GIVEN REQUEST:
Below is a set of records; print all of them exactly as written.

------ RECORDS SHOWN

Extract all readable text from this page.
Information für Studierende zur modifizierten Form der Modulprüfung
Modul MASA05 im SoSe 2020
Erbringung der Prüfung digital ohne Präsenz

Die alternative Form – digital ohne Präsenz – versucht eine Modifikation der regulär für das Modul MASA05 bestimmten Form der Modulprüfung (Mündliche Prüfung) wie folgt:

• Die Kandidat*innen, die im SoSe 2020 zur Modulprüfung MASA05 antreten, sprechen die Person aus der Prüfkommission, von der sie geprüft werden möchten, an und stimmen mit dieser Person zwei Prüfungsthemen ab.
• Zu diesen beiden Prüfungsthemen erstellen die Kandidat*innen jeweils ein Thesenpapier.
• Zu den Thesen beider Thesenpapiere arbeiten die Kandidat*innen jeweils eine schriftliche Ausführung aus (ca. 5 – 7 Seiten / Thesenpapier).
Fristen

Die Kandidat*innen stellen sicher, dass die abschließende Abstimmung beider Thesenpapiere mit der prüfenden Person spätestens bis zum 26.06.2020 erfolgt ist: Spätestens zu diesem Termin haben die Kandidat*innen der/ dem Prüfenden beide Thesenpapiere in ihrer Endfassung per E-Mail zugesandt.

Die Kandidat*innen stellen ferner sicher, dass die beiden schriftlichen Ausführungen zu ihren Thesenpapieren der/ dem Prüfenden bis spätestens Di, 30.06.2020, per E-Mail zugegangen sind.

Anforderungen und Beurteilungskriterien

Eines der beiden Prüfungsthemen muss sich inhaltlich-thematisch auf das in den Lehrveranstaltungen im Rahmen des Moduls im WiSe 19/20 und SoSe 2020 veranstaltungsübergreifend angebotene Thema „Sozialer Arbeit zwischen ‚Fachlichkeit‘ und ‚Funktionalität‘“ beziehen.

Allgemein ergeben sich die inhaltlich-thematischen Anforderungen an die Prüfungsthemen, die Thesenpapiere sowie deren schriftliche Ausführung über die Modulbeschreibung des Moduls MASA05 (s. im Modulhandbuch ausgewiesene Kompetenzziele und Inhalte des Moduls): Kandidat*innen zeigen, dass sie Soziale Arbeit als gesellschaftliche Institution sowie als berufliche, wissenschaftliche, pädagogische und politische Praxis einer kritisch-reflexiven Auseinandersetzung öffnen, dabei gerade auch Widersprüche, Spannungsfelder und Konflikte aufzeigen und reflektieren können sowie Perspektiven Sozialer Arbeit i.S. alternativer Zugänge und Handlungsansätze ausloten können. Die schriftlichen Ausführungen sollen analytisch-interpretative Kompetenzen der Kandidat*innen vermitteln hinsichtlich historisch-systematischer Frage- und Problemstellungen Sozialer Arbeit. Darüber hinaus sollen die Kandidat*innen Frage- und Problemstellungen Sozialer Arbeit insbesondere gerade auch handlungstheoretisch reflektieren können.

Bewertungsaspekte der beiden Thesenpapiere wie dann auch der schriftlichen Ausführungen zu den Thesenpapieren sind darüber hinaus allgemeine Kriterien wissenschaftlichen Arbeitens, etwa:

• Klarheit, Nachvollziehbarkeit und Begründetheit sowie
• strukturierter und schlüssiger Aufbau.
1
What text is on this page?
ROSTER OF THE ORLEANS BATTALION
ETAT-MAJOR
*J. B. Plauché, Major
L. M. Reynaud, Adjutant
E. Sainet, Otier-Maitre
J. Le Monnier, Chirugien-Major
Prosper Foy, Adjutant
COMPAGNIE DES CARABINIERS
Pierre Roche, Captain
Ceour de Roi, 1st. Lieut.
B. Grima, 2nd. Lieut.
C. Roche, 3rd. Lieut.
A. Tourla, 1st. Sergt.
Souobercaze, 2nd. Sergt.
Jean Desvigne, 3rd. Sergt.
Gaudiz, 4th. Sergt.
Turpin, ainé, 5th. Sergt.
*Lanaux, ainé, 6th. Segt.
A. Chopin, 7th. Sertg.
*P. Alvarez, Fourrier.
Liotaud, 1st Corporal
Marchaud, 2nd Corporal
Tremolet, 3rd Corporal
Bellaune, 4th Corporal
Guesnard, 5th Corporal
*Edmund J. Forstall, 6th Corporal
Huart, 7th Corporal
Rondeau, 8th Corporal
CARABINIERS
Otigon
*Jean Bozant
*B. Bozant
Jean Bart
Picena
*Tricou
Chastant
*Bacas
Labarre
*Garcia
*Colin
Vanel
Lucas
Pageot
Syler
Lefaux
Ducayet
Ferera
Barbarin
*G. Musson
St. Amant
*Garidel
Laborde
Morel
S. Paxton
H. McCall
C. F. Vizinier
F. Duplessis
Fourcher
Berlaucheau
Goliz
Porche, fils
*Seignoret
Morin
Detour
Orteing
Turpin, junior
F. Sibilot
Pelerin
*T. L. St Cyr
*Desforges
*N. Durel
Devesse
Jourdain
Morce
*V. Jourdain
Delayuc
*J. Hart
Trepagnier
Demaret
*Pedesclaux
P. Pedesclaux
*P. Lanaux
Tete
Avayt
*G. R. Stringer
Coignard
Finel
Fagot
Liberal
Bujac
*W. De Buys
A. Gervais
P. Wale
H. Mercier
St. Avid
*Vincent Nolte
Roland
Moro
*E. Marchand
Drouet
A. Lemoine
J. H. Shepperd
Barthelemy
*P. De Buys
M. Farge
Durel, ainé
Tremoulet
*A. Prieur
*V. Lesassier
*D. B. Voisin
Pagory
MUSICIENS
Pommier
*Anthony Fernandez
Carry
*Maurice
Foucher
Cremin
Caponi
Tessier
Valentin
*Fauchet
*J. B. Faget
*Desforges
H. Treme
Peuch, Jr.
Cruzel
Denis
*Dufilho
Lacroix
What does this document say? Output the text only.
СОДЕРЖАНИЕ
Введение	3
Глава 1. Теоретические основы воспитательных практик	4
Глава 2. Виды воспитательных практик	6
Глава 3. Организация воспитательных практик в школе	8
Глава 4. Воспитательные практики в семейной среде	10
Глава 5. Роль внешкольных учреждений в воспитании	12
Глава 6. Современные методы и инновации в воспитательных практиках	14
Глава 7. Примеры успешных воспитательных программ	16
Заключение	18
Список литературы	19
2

------------

RESPONSE BELOW:
Extract all readable text from this page.
Information für Studierende zur modifizierten Form der Modulprüfung
Modul MASA05 im SoSe 2020
Erbringung der Prüfung digital ohne Präsenz

Die alternative Form – digital ohne Präsenz – versucht eine Modifikation der regulär für das Modul MASA05 bestimmten Form der Modulprüfung (Mündliche Prüfung) wie folgt:

• Die Kandidat*innen, die im SoSe 2020 zur Modulprüfung MASA05 antreten, sprechen die Person aus der Prüfkommission, von der sie geprüft werden möchten, an und stimmen mit dieser Person zwei Prüfungsthemen ab.
• Zu diesen beiden Prüfungsthemen erstellen die Kandidat*innen jeweils ein Thesenpapier.
• Zu den Thesen beider Thesenpapiere arbeiten die Kandidat*innen jeweils eine schriftliche Ausführung aus (ca. 5 – 7 Seiten / Thesenpapier).
Fristen

Die Kandidat*innen stellen sicher, dass die abschließende Abstimmung beider Thesenpapiere mit der prüfenden Person spätestens bis zum 26.06.2020 erfolgt ist: Spätestens zu diesem Termin haben die Kandidat*innen der/ dem Prüfenden beide Thesenpapiere in ihrer Endfassung per E-Mail zugesandt.

Die Kandidat*innen stellen ferner sicher, dass die beiden schriftlichen Ausführungen zu ihren Thesenpapieren der/ dem Prüfenden bis spätestens Di, 30.06.2020, per E-Mail zugegangen sind.

Anforderungen und Beurteilungskriterien

Eines der beiden Prüfungsthemen muss sich inhaltlich-thematisch auf das in den Lehrveranstaltungen im Rahmen des Moduls im WiSe 19/20 und SoSe 2020 veranstaltungsübergreifend angebotene Thema „Sozialer Arbeit zwischen ‚Fachlichkeit‘ und ‚Funktionalität‘“ beziehen.

Allgemein ergeben sich die inhaltlich-thematischen Anforderungen an die Prüfungsthemen, die Thesenpapiere sowie deren schriftliche Ausführung über die Modulbeschreibung des Moduls MASA05 (s. im Modulhandbuch ausgewiesene Kompetenzziele und Inhalte des Moduls): Kandidat*innen zeigen, dass sie Soziale Arbeit als gesellschaftliche Institution sowie als berufliche, wissenschaftliche, pädagogische und politische Praxis einer kritisch-reflexiven Auseinandersetzung öffnen, dabei gerade auch Widersprüche, Spannungsfelder und Konflikte aufzeigen und reflektieren können sowie Perspektiven Sozialer Arbeit i.S. alternativer Zugänge und Handlungsansätze ausloten können. Die schriftlichen Ausführungen sollen analytisch-interpretative Kompetenzen der Kandidat*innen vermitteln hinsichtlich historisch-systematischer Frage- und Problemstellungen Sozialer Arbeit. Darüber hinaus sollen die Kandidat*innen Frage- und Problemstellungen Sozialer Arbeit insbesondere gerade auch handlungstheoretisch reflektieren können.

Bewertungsaspekte der beiden Thesenpapiere wie dann auch der schriftlichen Ausführungen zu den Thesenpapieren sind darüber hinaus allgemeine Kriterien wissenschaftlichen Arbeitens, etwa:

• Klarheit, Nachvollziehbarkeit und Begründetheit sowie
• strukturierter und schlüssiger Aufbau.
1
What text is on this page?
ROSTER OF THE ORLEANS BATTALION
ETAT-MAJOR
*J. B. Plauché, Major
L. M. Reynaud, Adjutant
E. Sainet, Otier-Maitre
J. Le Monnier, Chirugien-Major
Prosper Foy, Adjutant
COMPAGNIE DES CARABINIERS
Pierre Roche, Captain
Ceour de Roi, 1st. Lieut.
B. Grima, 2nd. Lieut.
C. Roche, 3rd. Lieut.
A. Tourla, 1st. Sergt.
Souobercaze, 2nd. Sergt.
Jean Desvigne, 3rd. Sergt.
Gaudiz, 4th. Sergt.
Turpin, ainé, 5th. Sergt.
*Lanaux, ainé, 6th. Segt.
A. Chopin, 7th. Sertg.
*P. Alvarez, Fourrier.
Liotaud, 1st Corporal
Marchaud, 2nd Corporal
Tremolet, 3rd Corporal
Bellaune, 4th Corporal
Guesnard, 5th Corporal
*Edmund J. Forstall, 6th Corporal
Huart, 7th Corporal
Rondeau, 8th Corporal
CARABINIERS
Otigon
*Jean Bozant
*B. Bozant
Jean Bart
Picena
*Tricou
Chastant
*Bacas
Labarre
*Garcia
*Colin
Vanel
Lucas
Pageot
Syler
Lefaux
Ducayet
Ferera
Barbarin
*G. Musson
St. Amant
*Garidel
Laborde
Morel
S. Paxton
H. McCall
C. F. Vizinier
F. Duplessis
Fourcher
Berlaucheau
Goliz
Porche, fils
*Seignoret
Morin
Detour
Orteing
Turpin, junior
F. Sibilot
Pelerin
*T. L. St Cyr
*Desforges
*N. Durel
Devesse
Jourdain
Morce
*V. Jourdain
Delayuc
*J. Hart
Trepagnier
Demaret
*Pedesclaux
P. Pedesclaux
*P. Lanaux
Tete
Avayt
*G. R. Stringer
Coignard
Finel
Fagot
Liberal
Bujac
*W. De Buys
A. Gervais
P. Wale
H. Mercier
St. Avid
*Vincent Nolte
Roland
Moro
*E. Marchand
Drouet
A. Lemoine
J. H. Shepperd
Barthelemy
*P. De Buys
M. Farge
Durel, ainé
Tremoulet
*A. Prieur
*V. Lesassier
*D. B. Voisin
Pagory
MUSICIENS
Pommier
*Anthony Fernandez
Carry
*Maurice
Foucher
Cremin
Caponi
Tessier
Valentin
*Fauchet
*J. B. Faget
*Desforges
H. Treme
Peuch, Jr.
Cruzel
Denis
*Dufilho
Lacroix
What does this document say? Output the text only.
СОДЕРЖАНИЕ
Введение	3
Глава 1. Теоретические основы воспитательных практик	4
Глава 2. Виды воспитательных практик	6
Глава 3. Организация воспитательных практик в школе	8
Глава 4. Воспитательные практики в семейной среде	10
Глава 5. Роль внешкольных учреждений в воспитании	12
Глава 6. Современные методы и инновации в воспитательных практиках	14
Глава 7. Примеры успешных воспитательных программ	16
Заключение	18
Список литературы	19
2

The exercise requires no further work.